To do = Extract from the listing each line in which the word "next" appears.

(Data records)
........
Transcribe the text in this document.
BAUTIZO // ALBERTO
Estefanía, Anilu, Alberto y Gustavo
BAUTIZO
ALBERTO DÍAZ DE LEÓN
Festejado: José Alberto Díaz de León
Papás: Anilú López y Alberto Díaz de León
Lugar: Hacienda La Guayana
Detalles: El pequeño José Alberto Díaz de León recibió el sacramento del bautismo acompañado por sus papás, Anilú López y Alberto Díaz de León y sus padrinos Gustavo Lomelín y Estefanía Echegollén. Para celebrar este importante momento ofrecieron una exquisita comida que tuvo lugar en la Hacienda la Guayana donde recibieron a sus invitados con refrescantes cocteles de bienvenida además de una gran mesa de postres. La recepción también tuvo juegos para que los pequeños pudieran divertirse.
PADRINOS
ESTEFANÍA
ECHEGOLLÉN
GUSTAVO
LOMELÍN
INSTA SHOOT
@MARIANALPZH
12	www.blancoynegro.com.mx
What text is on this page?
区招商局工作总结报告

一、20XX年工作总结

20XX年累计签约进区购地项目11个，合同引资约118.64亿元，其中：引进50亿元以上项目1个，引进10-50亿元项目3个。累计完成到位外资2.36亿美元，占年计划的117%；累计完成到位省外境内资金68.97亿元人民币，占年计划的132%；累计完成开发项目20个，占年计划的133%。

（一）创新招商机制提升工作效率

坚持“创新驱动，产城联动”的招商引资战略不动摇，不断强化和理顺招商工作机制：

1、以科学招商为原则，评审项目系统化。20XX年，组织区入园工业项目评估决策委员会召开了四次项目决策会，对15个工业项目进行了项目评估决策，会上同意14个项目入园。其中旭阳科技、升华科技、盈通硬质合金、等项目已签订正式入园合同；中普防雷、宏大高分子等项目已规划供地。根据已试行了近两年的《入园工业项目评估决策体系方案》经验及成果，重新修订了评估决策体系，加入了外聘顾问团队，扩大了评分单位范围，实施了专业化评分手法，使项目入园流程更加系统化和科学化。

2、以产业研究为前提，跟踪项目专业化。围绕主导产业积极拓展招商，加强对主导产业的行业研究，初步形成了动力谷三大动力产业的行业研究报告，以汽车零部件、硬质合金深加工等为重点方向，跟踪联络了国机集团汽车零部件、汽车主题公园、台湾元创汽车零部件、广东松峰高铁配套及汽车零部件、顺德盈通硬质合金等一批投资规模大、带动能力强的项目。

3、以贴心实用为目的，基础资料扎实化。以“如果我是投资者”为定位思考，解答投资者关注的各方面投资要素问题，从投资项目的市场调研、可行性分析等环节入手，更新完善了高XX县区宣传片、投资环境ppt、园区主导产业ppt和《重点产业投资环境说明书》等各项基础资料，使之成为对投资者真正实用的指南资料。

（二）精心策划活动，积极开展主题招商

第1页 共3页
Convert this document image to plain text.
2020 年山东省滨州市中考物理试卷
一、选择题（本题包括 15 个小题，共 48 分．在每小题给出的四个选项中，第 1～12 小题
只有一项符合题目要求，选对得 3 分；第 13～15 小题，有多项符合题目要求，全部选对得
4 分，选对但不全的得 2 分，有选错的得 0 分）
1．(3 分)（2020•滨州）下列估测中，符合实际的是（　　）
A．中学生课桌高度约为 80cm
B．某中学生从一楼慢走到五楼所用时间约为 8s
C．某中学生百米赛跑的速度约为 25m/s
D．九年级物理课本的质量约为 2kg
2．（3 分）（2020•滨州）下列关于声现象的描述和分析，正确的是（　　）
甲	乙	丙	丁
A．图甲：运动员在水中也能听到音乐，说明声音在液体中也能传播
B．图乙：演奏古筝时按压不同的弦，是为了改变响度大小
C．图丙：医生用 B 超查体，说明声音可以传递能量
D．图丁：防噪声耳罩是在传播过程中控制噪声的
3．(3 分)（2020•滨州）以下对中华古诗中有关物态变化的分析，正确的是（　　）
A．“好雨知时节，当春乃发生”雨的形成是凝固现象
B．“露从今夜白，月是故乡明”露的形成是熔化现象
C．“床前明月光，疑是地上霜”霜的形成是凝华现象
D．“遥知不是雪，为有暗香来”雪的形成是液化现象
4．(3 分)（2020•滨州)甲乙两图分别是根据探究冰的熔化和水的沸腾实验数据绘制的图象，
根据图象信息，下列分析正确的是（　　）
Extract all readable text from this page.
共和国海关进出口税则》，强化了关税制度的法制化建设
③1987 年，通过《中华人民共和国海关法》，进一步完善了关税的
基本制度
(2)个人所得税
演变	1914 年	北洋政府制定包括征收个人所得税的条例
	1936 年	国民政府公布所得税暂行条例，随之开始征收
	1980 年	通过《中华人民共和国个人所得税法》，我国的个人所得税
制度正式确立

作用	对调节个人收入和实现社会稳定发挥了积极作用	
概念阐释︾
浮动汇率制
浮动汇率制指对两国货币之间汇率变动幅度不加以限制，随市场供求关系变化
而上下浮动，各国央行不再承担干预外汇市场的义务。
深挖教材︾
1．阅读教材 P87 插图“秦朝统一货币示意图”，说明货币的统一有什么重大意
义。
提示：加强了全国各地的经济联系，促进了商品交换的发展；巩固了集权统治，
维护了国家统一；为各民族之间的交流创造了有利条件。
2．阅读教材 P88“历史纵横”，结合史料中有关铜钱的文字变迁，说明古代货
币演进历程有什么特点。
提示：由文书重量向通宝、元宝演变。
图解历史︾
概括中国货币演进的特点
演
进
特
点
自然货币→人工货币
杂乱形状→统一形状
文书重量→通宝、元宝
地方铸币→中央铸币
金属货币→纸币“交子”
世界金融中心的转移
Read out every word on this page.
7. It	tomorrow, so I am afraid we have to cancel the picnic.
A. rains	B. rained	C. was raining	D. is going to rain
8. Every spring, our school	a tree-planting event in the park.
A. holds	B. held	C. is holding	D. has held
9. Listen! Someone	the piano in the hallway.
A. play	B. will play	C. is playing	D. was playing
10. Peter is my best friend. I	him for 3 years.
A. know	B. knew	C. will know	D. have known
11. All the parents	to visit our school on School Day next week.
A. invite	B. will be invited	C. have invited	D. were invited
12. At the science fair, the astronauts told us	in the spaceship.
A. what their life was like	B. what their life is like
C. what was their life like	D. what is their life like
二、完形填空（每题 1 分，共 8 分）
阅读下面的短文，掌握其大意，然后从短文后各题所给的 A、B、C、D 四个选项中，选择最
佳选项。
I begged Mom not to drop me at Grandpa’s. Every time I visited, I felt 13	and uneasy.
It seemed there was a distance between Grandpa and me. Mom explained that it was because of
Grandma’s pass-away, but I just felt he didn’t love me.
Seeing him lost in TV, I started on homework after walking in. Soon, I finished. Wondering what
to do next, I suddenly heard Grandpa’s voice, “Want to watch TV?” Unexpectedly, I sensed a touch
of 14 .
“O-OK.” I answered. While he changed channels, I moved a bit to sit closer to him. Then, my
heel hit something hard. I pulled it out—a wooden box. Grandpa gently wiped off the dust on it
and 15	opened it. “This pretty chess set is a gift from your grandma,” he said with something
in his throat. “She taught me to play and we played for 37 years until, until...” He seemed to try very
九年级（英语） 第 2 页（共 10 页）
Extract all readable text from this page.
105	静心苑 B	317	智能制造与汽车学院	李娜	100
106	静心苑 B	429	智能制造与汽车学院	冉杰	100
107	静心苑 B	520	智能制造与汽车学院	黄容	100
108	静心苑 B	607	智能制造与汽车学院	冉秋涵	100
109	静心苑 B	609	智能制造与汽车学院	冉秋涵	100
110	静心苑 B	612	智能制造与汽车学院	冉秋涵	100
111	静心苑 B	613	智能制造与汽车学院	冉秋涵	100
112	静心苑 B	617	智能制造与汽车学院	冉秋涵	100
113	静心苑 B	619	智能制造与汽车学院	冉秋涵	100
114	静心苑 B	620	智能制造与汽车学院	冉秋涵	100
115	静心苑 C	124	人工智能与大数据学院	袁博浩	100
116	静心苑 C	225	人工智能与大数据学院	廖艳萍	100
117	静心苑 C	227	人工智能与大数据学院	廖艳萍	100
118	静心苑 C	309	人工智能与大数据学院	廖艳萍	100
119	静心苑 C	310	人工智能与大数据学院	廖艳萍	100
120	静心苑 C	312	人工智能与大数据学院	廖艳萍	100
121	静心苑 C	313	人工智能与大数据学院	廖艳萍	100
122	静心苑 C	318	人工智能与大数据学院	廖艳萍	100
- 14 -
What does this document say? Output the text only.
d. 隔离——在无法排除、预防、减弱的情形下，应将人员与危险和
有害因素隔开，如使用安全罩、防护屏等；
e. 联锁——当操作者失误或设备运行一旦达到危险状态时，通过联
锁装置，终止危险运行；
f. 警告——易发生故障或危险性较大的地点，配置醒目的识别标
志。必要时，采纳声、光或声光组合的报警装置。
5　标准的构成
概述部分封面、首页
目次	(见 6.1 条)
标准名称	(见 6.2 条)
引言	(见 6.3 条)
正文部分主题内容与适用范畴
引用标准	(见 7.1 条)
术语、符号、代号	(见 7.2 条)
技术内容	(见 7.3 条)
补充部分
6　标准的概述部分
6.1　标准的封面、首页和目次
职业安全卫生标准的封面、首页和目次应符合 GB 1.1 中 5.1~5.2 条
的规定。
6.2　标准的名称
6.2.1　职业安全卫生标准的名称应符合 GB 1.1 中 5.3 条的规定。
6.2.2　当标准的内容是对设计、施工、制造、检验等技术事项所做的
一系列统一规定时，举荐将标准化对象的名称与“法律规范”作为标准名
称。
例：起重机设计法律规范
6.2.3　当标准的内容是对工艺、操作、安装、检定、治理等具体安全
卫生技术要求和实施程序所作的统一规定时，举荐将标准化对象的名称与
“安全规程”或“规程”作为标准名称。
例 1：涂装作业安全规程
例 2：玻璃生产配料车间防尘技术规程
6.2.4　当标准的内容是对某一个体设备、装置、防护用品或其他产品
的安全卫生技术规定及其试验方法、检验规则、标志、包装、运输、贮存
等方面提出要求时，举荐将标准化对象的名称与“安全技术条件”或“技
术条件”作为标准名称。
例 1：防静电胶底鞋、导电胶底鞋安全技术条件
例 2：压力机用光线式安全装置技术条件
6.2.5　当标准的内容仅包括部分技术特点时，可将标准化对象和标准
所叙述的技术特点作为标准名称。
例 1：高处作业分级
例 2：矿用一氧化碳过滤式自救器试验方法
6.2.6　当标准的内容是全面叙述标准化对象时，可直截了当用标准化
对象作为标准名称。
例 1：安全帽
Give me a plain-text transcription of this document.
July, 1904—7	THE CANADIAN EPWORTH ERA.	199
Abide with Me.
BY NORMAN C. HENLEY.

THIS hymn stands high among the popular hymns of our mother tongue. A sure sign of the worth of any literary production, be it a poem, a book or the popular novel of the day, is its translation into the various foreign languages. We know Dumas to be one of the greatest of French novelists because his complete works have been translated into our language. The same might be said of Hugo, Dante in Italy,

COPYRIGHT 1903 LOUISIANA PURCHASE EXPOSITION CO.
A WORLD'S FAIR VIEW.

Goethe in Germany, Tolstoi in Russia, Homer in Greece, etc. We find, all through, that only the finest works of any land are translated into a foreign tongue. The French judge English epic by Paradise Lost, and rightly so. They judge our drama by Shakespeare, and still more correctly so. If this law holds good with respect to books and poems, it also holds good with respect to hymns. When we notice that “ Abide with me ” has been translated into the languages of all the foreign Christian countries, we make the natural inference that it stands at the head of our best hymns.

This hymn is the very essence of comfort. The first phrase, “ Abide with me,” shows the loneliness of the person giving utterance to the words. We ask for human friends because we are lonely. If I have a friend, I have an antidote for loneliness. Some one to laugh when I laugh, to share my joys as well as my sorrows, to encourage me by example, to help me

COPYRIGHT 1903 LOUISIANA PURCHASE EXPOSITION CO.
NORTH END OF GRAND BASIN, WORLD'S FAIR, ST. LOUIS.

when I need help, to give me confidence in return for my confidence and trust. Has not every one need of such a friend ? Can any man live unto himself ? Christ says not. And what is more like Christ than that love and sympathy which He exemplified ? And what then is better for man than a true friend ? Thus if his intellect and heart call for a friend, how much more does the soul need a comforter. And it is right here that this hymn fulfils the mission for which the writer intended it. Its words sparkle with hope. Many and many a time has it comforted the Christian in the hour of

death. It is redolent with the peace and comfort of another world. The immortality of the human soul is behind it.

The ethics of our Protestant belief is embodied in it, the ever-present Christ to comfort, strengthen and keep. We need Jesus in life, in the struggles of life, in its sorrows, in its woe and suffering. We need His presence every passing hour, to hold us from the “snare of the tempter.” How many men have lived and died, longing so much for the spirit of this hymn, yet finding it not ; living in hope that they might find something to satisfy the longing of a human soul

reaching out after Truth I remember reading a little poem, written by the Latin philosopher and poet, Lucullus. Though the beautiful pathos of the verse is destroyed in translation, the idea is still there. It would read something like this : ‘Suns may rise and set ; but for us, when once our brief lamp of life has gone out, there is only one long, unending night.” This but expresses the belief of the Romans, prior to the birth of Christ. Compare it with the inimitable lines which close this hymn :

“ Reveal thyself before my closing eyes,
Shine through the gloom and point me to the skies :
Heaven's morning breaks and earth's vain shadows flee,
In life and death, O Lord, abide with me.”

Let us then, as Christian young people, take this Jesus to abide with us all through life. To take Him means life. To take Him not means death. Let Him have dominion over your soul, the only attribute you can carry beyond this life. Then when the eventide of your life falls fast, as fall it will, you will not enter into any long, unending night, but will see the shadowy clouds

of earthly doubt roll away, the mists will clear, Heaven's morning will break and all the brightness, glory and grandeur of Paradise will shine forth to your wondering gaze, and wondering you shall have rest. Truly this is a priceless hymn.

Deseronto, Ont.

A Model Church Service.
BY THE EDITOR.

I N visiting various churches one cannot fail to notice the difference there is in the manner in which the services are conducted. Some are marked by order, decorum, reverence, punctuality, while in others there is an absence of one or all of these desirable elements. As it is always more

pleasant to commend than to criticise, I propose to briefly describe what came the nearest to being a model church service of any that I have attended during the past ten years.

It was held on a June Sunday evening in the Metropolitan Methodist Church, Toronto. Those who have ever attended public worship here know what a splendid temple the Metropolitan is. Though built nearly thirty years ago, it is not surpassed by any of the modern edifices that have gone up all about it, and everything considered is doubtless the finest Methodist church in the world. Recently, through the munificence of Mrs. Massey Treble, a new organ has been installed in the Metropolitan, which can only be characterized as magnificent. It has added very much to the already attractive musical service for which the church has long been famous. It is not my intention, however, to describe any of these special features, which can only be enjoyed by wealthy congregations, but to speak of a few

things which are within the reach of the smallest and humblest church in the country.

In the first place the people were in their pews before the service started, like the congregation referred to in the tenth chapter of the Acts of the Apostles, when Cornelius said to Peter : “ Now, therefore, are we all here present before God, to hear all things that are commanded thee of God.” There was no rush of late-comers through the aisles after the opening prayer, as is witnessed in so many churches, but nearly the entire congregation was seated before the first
........
Answer to the exercise =
11. All the parents	to visit our school on School Day next week.
to do next, I suddenly heard Grandpa’s voice, “Want to watch TV?” Unexpectedly, I sensed a touch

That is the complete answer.